§ **WORK REQUIRED**:
Reproduce the records exactly.

§ **SOURCE RECORDS**:

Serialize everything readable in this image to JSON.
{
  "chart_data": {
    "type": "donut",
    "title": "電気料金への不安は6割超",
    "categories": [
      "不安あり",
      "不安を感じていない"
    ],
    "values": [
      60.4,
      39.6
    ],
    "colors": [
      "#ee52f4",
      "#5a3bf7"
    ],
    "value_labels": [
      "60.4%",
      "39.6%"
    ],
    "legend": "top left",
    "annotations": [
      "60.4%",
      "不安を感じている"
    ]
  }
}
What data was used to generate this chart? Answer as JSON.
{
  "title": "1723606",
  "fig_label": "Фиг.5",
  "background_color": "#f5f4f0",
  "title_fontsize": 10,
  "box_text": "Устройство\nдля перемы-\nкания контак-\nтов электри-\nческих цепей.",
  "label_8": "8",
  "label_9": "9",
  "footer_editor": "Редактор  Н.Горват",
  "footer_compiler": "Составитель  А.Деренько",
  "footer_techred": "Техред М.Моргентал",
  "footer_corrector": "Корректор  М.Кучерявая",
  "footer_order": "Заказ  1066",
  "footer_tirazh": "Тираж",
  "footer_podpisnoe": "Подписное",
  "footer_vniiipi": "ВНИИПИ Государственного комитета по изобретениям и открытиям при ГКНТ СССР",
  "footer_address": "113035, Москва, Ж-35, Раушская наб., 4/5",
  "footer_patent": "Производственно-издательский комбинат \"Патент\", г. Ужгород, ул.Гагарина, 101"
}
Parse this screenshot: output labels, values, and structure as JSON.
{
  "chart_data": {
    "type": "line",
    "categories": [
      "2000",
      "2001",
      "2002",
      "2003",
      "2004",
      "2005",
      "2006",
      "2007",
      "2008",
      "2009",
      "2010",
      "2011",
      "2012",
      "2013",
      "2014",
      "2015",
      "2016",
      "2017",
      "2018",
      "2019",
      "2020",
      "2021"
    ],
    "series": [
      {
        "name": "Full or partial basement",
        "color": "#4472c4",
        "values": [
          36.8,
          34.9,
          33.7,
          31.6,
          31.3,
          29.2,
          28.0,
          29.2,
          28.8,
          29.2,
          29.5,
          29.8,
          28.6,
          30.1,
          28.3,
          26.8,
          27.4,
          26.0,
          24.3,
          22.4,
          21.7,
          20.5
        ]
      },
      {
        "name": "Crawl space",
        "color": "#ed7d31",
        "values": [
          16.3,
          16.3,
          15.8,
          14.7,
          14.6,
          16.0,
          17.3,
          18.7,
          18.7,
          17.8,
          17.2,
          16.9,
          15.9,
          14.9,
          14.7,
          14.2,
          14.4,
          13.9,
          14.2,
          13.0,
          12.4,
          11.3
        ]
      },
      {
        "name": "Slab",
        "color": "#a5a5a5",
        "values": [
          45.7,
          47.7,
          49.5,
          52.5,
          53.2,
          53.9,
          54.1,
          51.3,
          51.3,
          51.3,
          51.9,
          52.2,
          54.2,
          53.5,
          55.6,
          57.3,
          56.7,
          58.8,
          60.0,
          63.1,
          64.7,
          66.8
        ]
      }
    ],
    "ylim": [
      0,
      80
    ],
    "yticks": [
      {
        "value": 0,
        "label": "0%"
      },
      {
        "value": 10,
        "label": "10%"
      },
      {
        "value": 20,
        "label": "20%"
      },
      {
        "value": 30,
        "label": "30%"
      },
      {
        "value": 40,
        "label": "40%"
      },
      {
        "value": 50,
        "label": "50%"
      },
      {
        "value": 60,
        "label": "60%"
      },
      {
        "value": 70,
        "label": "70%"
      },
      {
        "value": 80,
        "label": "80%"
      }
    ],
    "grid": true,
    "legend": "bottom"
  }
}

§ **RIGHT ANSWER**:
Serialize everything readable in this image to JSON.
{
  "chart_data": {
    "type": "donut",
    "title": "電気料金への不安は6割超",
    "categories": [
      "不安あり",
      "不安を感じていない"
    ],
    "values": [
      60.4,
      39.6
    ],
    "colors": [
      "#ee52f4",
      "#5a3bf7"
    ],
    "value_labels": [
      "60.4%",
      "39.6%"
    ],
    "legend": "top left",
    "annotations": [
      "60.4%",
      "不安を感じている"
    ]
  }
}
What data was used to generate this chart? Answer as JSON.
{
  "title": "1723606",
  "fig_label": "Фиг.5",
  "background_color": "#f5f4f0",
  "title_fontsize": 10,
  "box_text": "Устройство\nдля перемы-\nкания контак-\nтов электри-\nческих цепей.",
  "label_8": "8",
  "label_9": "9",
  "footer_editor": "Редактор  Н.Горват",
  "footer_compiler": "Составитель  А.Деренько",
  "footer_techred": "Техред М.Моргентал",
  "footer_corrector": "Корректор  М.Кучерявая",
  "footer_order": "Заказ  1066",
  "footer_tirazh": "Тираж",
  "footer_podpisnoe": "Подписное",
  "footer_vniiipi": "ВНИИПИ Государственного комитета по изобретениям и открытиям при ГКНТ СССР",
  "footer_address": "113035, Москва, Ж-35, Раушская наб., 4/5",
  "footer_patent": "Производственно-издательский комбинат \"Патент\", г. Ужгород, ул.Гагарина, 101"
}
Parse this screenshot: output labels, values, and structure as JSON.
{
  "chart_data": {
    "type": "line",
    "categories": [
      "2000",
      "2001",
      "2002",
      "2003",
      "2004",
      "2005",
      "2006",
      "2007",
      "2008",
      "2009",
      "2010",
      "2011",
      "2012",
      "2013",
      "2014",
      "2015",
      "2016",
      "2017",
      "2018",
      "2019",
      "2020",
      "2021"
    ],
    "series": [
      {
        "name": "Full or partial basement",
        "color": "#4472c4",
        "values": [
          36.8,
          34.9,
          33.7,
          31.6,
          31.3,
          29.2,
          28.0,
          29.2,
          28.8,
          29.2,
          29.5,
          29.8,
          28.6,
          30.1,
          28.3,
          26.8,
          27.4,
          26.0,
          24.3,
          22.4,
          21.7,
          20.5
        ]
      },
      {
        "name": "Crawl space",
        "color": "#ed7d31",
        "values": [
          16.3,
          16.3,
          15.8,
          14.7,
          14.6,
          16.0,
          17.3,
          18.7,
          18.7,
          17.8,
          17.2,
          16.9,
          15.9,
          14.9,
          14.7,
          14.2,
          14.4,
          13.9,
          14.2,
          13.0,
          12.4,
          11.3
        ]
      },
      {
        "name": "Slab",
        "color": "#a5a5a5",
        "values": [
          45.7,
          47.7,
          49.5,
          52.5,
          53.2,
          53.9,
          54.1,
          51.3,
          51.3,
          51.3,
          51.9,
          52.2,
          54.2,
          53.5,
          55.6,
          57.3,
          56.7,
          58.8,
          60.0,
          63.1,
          64.7,
          66.8
        ]
      }
    ],
    "ylim": [
      0,
      80
    ],
    "yticks": [
      {
        "value": 0,
        "label": "0%"
      },
      {
        "value": 10,
        "label": "10%"
      },
      {
        "value": 20,
        "label": "20%"
      },
      {
        "value": 30,
        "label": "30%"
      },
      {
        "value": 40,
        "label": "40%"
      },
      {
        "value": 50,
        "label": "50%"
      },
      {
        "value": 60,
        "label": "60%"
      },
      {
        "value": 70,
        "label": "70%"
      },
      {
        "value": 80,
        "label": "80%"
      }
    ],
    "grid": true,
    "legend": "bottom"
  }
}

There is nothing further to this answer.